- [Exercise prompt]: Can you write out all of the material below, word for word?

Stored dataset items
[START]

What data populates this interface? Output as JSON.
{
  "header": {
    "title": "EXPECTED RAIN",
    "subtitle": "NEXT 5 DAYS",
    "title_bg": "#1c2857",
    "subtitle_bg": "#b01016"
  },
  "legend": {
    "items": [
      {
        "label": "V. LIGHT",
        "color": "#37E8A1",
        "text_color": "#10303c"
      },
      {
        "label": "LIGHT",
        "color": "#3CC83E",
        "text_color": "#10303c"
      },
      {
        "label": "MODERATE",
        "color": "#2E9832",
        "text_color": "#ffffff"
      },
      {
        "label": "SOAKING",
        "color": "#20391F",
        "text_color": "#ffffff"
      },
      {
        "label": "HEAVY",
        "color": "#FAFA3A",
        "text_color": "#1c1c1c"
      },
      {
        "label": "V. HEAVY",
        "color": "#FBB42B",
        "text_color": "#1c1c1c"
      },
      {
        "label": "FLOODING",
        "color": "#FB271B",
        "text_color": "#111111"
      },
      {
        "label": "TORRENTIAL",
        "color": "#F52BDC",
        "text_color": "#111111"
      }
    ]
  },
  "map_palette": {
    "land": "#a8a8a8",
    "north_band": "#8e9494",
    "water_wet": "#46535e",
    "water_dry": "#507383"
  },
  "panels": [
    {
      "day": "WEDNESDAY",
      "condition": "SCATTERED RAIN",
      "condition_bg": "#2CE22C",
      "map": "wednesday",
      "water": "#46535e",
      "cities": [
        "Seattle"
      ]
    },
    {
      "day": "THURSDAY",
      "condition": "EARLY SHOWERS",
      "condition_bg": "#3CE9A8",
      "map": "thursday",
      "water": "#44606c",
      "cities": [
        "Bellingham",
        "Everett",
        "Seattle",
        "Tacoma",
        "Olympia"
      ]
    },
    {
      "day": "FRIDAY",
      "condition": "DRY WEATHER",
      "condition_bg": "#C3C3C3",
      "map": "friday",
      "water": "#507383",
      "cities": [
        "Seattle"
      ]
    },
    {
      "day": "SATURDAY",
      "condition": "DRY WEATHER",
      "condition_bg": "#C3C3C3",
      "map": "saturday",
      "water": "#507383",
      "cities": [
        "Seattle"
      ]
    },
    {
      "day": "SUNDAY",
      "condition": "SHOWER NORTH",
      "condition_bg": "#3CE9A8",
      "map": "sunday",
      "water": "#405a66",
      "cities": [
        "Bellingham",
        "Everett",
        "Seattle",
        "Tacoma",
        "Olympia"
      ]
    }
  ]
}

[END]

- [Reply to the exercise]:
What data populates this interface? Output as JSON.
{
  "header": {
    "title": "EXPECTED RAIN",
    "subtitle": "NEXT 5 DAYS",
    "title_bg": "#1c2857",
    "subtitle_bg": "#b01016"
  },
  "legend": {
    "items": [
      {
        "label": "V. LIGHT",
        "color": "#37E8A1",
        "text_color": "#10303c"
      },
      {
        "label": "LIGHT",
        "color": "#3CC83E",
        "text_color": "#10303c"
      },
      {
        "label": "MODERATE",
        "color": "#2E9832",
        "text_color": "#ffffff"
      },
      {
        "label": "SOAKING",
        "color": "#20391F",
        "text_color": "#ffffff"
      },
      {
        "label": "HEAVY",
        "color": "#FAFA3A",
        "text_color": "#1c1c1c"
      },
      {
        "label": "V. HEAVY",
        "color": "#FBB42B",
        "text_color": "#1c1c1c"
      },
      {
        "label": "FLOODING",
        "color": "#FB271B",
        "text_color": "#111111"
      },
      {
        "label": "TORRENTIAL",
        "color": "#F52BDC",
        "text_color": "#111111"
      }
    ]
  },
  "map_palette": {
    "land": "#a8a8a8",
    "north_band": "#8e9494",
    "water_wet": "#46535e",
    "water_dry": "#507383"
  },
  "panels": [
    {
      "day": "WEDNESDAY",
      "condition": "SCATTERED RAIN",
      "condition_bg": "#2CE22C",
      "map": "wednesday",
      "water": "#46535e",
      "cities": [
        "Seattle"
      ]
    },
    {
      "day": "THURSDAY",
      "condition": "EARLY SHOWERS",
      "condition_bg": "#3CE9A8",
      "map": "thursday",
      "water": "#44606c",
      "cities": [
        "Bellingham",
        "Everett",
        "Seattle",
        "Tacoma",
        "Olympia"
      ]
    },
    {
      "day": "FRIDAY",
      "condition": "DRY WEATHER",
      "condition_bg": "#C3C3C3",
      "map": "friday",
      "water": "#507383",
      "cities": [
        "Seattle"
      ]
    },
    {
      "day": "SATURDAY",
      "condition": "DRY WEATHER",
      "condition_bg": "#C3C3C3",
      "map": "saturday",
      "water": "#507383",
      "cities": [
        "Seattle"
      ]
    },
    {
      "day": "SUNDAY",
      "condition": "SHOWER NORTH",
      "condition_bg": "#3CE9A8",
      "map": "sunday",
      "water": "#405a66",
      "cities": [
        "Bellingham",
        "Everett",
        "Seattle",
        "Tacoma",
        "Olympia"
      ]
    }
  ]
}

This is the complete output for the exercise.